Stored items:
-------------------------

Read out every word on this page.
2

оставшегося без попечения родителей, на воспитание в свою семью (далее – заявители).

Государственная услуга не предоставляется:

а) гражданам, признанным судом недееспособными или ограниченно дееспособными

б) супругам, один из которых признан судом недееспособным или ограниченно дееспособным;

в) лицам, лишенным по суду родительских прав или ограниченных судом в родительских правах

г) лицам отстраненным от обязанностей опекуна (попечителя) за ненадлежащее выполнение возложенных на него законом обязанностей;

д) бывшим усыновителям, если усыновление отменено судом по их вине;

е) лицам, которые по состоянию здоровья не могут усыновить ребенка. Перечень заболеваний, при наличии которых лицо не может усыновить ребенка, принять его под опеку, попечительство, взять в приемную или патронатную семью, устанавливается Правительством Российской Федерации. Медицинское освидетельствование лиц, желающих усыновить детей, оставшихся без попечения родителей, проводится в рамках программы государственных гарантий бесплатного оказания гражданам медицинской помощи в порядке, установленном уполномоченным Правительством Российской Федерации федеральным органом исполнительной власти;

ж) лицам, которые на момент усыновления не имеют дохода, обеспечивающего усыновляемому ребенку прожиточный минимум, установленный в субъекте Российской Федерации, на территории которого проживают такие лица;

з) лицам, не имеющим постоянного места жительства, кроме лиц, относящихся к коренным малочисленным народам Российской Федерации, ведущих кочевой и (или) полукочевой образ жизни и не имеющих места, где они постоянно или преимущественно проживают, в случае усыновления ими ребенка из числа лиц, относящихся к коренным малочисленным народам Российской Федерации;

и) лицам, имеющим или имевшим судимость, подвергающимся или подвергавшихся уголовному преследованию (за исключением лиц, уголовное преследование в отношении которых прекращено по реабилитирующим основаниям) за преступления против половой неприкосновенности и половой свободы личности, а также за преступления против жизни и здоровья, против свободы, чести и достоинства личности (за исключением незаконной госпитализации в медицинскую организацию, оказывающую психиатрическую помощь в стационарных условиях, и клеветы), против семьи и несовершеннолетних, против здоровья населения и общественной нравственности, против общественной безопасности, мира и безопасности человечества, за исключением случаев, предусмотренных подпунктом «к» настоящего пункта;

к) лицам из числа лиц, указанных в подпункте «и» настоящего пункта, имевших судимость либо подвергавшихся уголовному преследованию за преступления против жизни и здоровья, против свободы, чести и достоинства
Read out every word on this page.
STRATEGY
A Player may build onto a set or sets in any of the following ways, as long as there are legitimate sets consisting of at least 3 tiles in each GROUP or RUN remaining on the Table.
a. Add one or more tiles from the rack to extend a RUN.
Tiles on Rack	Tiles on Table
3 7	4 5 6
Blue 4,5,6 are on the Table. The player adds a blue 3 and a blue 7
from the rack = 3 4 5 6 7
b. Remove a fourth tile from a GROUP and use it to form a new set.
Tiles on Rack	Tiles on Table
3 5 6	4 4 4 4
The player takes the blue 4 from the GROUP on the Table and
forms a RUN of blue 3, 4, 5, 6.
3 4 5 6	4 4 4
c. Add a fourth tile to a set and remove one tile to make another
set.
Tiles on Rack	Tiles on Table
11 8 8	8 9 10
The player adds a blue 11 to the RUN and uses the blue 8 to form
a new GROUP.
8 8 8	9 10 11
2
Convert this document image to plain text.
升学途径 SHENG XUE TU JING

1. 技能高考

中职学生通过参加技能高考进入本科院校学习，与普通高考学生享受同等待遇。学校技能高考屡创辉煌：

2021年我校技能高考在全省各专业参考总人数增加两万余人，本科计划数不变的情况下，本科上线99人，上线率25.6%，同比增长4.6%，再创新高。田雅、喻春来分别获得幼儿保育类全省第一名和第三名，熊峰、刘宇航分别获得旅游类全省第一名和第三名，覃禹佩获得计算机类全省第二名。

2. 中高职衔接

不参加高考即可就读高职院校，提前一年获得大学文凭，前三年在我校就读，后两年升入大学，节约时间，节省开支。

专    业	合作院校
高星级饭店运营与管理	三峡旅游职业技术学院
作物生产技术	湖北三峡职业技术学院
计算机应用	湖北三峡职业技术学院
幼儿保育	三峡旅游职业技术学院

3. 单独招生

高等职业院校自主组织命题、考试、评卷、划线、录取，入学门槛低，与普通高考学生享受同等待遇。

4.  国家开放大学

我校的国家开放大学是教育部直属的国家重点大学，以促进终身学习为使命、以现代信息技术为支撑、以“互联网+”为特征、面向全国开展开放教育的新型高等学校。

-------------------------

AIM OF THE EXERCISE: Reproduce each line of the material above precisely.

WORKED SOLUTION:
Read out every word on this page.
2

оставшегося без попечения родителей, на воспитание в свою семью (далее – заявители).

Государственная услуга не предоставляется:

а) гражданам, признанным судом недееспособными или ограниченно дееспособными

б) супругам, один из которых признан судом недееспособным или ограниченно дееспособным;

в) лицам, лишенным по суду родительских прав или ограниченных судом в родительских правах

г) лицам отстраненным от обязанностей опекуна (попечителя) за ненадлежащее выполнение возложенных на него законом обязанностей;

д) бывшим усыновителям, если усыновление отменено судом по их вине;

е) лицам, которые по состоянию здоровья не могут усыновить ребенка. Перечень заболеваний, при наличии которых лицо не может усыновить ребенка, принять его под опеку, попечительство, взять в приемную или патронатную семью, устанавливается Правительством Российской Федерации. Медицинское освидетельствование лиц, желающих усыновить детей, оставшихся без попечения родителей, проводится в рамках программы государственных гарантий бесплатного оказания гражданам медицинской помощи в порядке, установленном уполномоченным Правительством Российской Федерации федеральным органом исполнительной власти;

ж) лицам, которые на момент усыновления не имеют дохода, обеспечивающего усыновляемому ребенку прожиточный минимум, установленный в субъекте Российской Федерации, на территории которого проживают такие лица;

з) лицам, не имеющим постоянного места жительства, кроме лиц, относящихся к коренным малочисленным народам Российской Федерации, ведущих кочевой и (или) полукочевой образ жизни и не имеющих места, где они постоянно или преимущественно проживают, в случае усыновления ими ребенка из числа лиц, относящихся к коренным малочисленным народам Российской Федерации;

и) лицам, имеющим или имевшим судимость, подвергающимся или подвергавшихся уголовному преследованию (за исключением лиц, уголовное преследование в отношении которых прекращено по реабилитирующим основаниям) за преступления против половой неприкосновенности и половой свободы личности, а также за преступления против жизни и здоровья, против свободы, чести и достоинства личности (за исключением незаконной госпитализации в медицинскую организацию, оказывающую психиатрическую помощь в стационарных условиях, и клеветы), против семьи и несовершеннолетних, против здоровья населения и общественной нравственности, против общественной безопасности, мира и безопасности человечества, за исключением случаев, предусмотренных подпунктом «к» настоящего пункта;

к) лицам из числа лиц, указанных в подпункте «и» настоящего пункта, имевших судимость либо подвергавшихся уголовному преследованию за преступления против жизни и здоровья, против свободы, чести и достоинства
Read out every word on this page.
STRATEGY
A Player may build onto a set or sets in any of the following ways, as long as there are legitimate sets consisting of at least 3 tiles in each GROUP or RUN remaining on the Table.
a. Add one or more tiles from the rack to extend a RUN.
Tiles on Rack	Tiles on Table
3 7	4 5 6
Blue 4,5,6 are on the Table. The player adds a blue 3 and a blue 7
from the rack = 3 4 5 6 7
b. Remove a fourth tile from a GROUP and use it to form a new set.
Tiles on Rack	Tiles on Table
3 5 6	4 4 4 4
The player takes the blue 4 from the GROUP on the Table and
forms a RUN of blue 3, 4, 5, 6.
3 4 5 6	4 4 4
c. Add a fourth tile to a set and remove one tile to make another
set.
Tiles on Rack	Tiles on Table
11 8 8	8 9 10
The player adds a blue 11 to the RUN and uses the blue 8 to form
a new GROUP.
8 8 8	9 10 11
2
Convert this document image to plain text.
升学途径 SHENG XUE TU JING

1. 技能高考

中职学生通过参加技能高考进入本科院校学习，与普通高考学生享受同等待遇。学校技能高考屡创辉煌：

2021年我校技能高考在全省各专业参考总人数增加两万余人，本科计划数不变的情况下，本科上线99人，上线率25.6%，同比增长4.6%，再创新高。田雅、喻春来分别获得幼儿保育类全省第一名和第三名，熊峰、刘宇航分别获得旅游类全省第一名和第三名，覃禹佩获得计算机类全省第二名。

2. 中高职衔接

不参加高考即可就读高职院校，提前一年获得大学文凭，前三年在我校就读，后两年升入大学，节约时间，节省开支。

专    业	合作院校
高星级饭店运营与管理	三峡旅游职业技术学院
作物生产技术	湖北三峡职业技术学院
计算机应用	湖北三峡职业技术学院
幼儿保育	三峡旅游职业技术学院

3. 单独招生

高等职业院校自主组织命题、考试、评卷、划线、录取，入学门槛低，与普通高考学生享受同等待遇。

4.  国家开放大学

我校的国家开放大学是教育部直属的国家重点大学，以促进终身学习为使命、以现代信息技术为支撑、以“互联网+”为特征、面向全国开展开放教育的新型高等学校。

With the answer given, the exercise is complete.